- Goal of the exercise
Compile every line that includes the word "company".

- Given entries
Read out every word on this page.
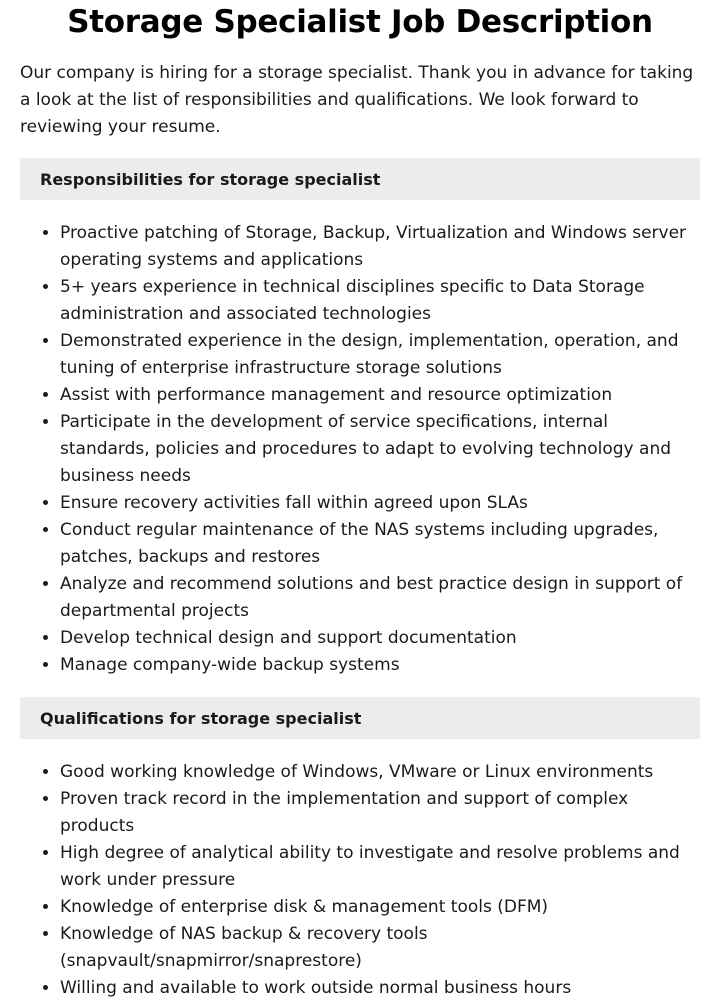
Storage Specialist Job Description

Our company is hiring for a storage specialist. Thank you in advance for taking a look at the list of responsibilities and qualifications. We look forward to reviewing your resume.

Responsibilities for storage specialist
• Proactive patching of Storage, Backup, Virtualization and Windows server operating systems and applications
• 5+ years experience in technical disciplines specific to Data Storage administration and associated technologies
• Demonstrated experience in the design, implementation, operation, and tuning of enterprise infrastructure storage solutions
• Assist with performance management and resource optimization
• Participate in the development of service specifications, internal standards, policies and procedures to adapt to evolving technology and business needs
• Ensure recovery activities fall within agreed upon SLAs
• Conduct regular maintenance of the NAS systems including upgrades, patches, backups and restores
• Analyze and recommend solutions and best practice design in support of departmental projects
• Develop technical design and support documentation
• Manage company-wide backup systems
Qualifications for storage specialist
• Good working knowledge of Windows, VMware or Linux environments
• Proven track record in the implementation and support of complex products
• High degree of analytical ability to investigate and resolve problems and work under pressure
• Knowledge of enterprise disk & management tools (DFM)
• Knowledge of NAS backup & recovery tools (snapvault/snapmirror/snaprestore)
• Willing and available to work outside normal business hours
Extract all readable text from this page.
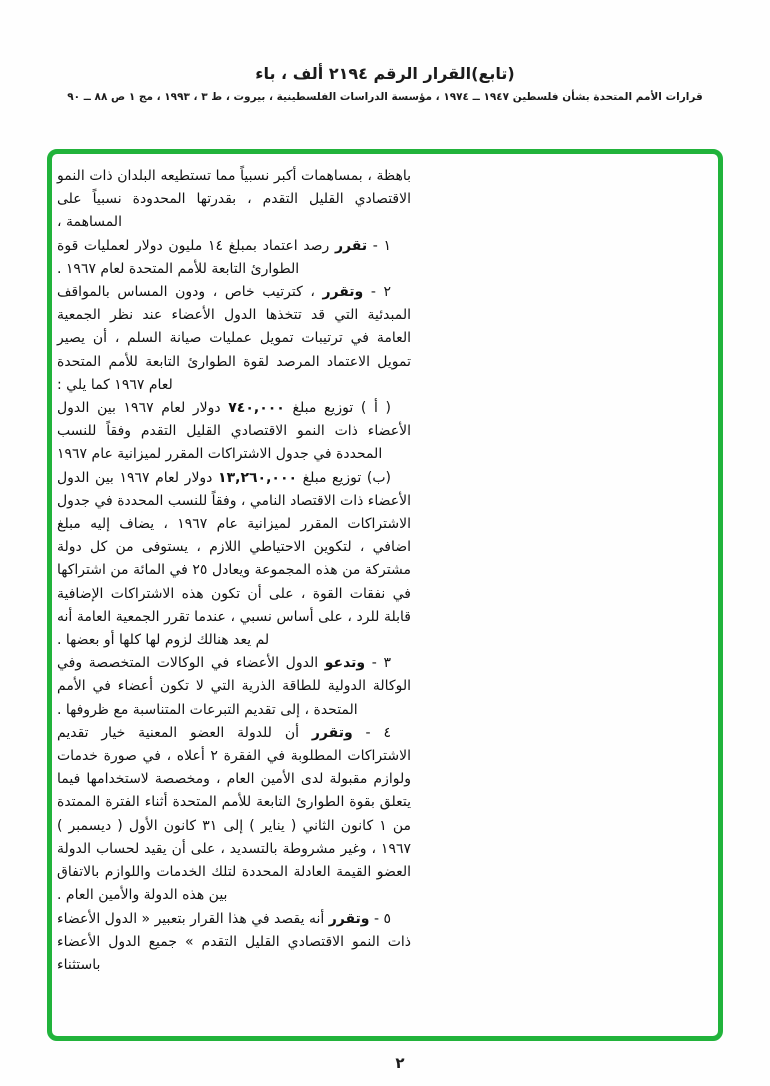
(تابع)القرار الرقم ٢١٩٤ ألف ، باء
قرارات الأمم المتحدة بشأن فلسطين ١٩٤٧ ــ ١٩٧٤ ، مؤسسة الدراسات الفلسطينية ، بيروت ، ط ٣ ، ١٩٩٣ ، مج ١ ص ٨٨ ــ ٩٠
باهظة ، بمساهمات أكبر نسبياً مما تستطيعه البلدان ذات النمو الاقتصادي القليل التقدم ، بقدرتها المحدودة نسبياً على المساهمة ،
١ - تقرر رصد اعتماد بمبلغ ١٤ مليون دولار لعمليات قوة الطوارئ التابعة للأمم المتحدة لعام ١٩٦٧ .
٢ - وتقرر ، كترتيب خاص ، ودون المساس بالمواقف المبدئية التي قد تتخذها الدول الأعضاء عند نظر الجمعية العامة في ترتيبات تمويل عمليات صيانة السلم ، أن يصير تمويل الاعتماد المرصد لقوة الطوارئ التابعة للأمم المتحدة لعام ١٩٦٧ كما يلي :
( أ ) توزيع مبلغ ٧٤٠,٠٠٠ دولار لعام ١٩٦٧ بين الدول الأعضاء ذات النمو الاقتصادي القليل التقدم وفقاً للنسب المحددة في جدول الاشتراكات المقرر لميزانية عام ١٩٦٧
(ب) توزيع مبلغ ١٣,٢٦٠,٠٠٠ دولار لعام ١٩٦٧ بين الدول الأعضاء ذات الاقتصاد النامي ، وفقاً للنسب المحددة في جدول الاشتراكات المقرر لميزانية عام ١٩٦٧ ، يضاف إليه مبلغ اضافي ، لتكوين الاحتياطي اللازم ، يستوفى من كل دولة مشتركة من هذه المجموعة ويعادل ٢٥ في المائة من اشتراكها في نفقات القوة ، على أن تكون هذه الاشتراكات الإضافية قابلة للرد ، على أساس نسبي ، عندما تقرر الجمعية العامة أنه لم يعد هنالك لزوم لها كلها أو بعضها .
٣ - وتدعو الدول الأعضاء في الوكالات المتخصصة وفي الوكالة الدولية للطاقة الذرية التي لا تكون أعضاء في الأمم المتحدة ، إلى تقديم التبرعات المتناسبة مع ظروفها .
٤ - وتقرر أن للدولة العضو المعنية خيار تقديم الاشتراكات المطلوبة في الفقرة ٢ أعلاه ، في صورة خدمات ولوازم مقبولة لدى الأمين العام ، ومخصصة لاستخدامها فيما يتعلق بقوة الطوارئ التابعة للأمم المتحدة أثناء الفترة الممتدة من ١ كانون الثاني ( يناير ) إلى ٣١ كانون الأول ( ديسمبر ) ١٩٦٧ ، وغير مشروطة بالتسديد ، على أن يقيد لحساب الدولة العضو القيمة العادلة المحددة لتلك الخدمات واللوازم بالاتفاق بين هذه الدولة والأمين العام .
٥ - وتقرر أنه يقصد في هذا القرار بتعبير « الدول الأعضاء ذات النمو الاقتصادي القليل التقدم » جميع الدول الأعضاء باستثناء
٢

- Full response
Our company is hiring for a storage specialist. Thank you in advance for taking a look at the list of responsibilities and qualifications. We look forward to reviewing your resume.
• Manage company-wide backup systems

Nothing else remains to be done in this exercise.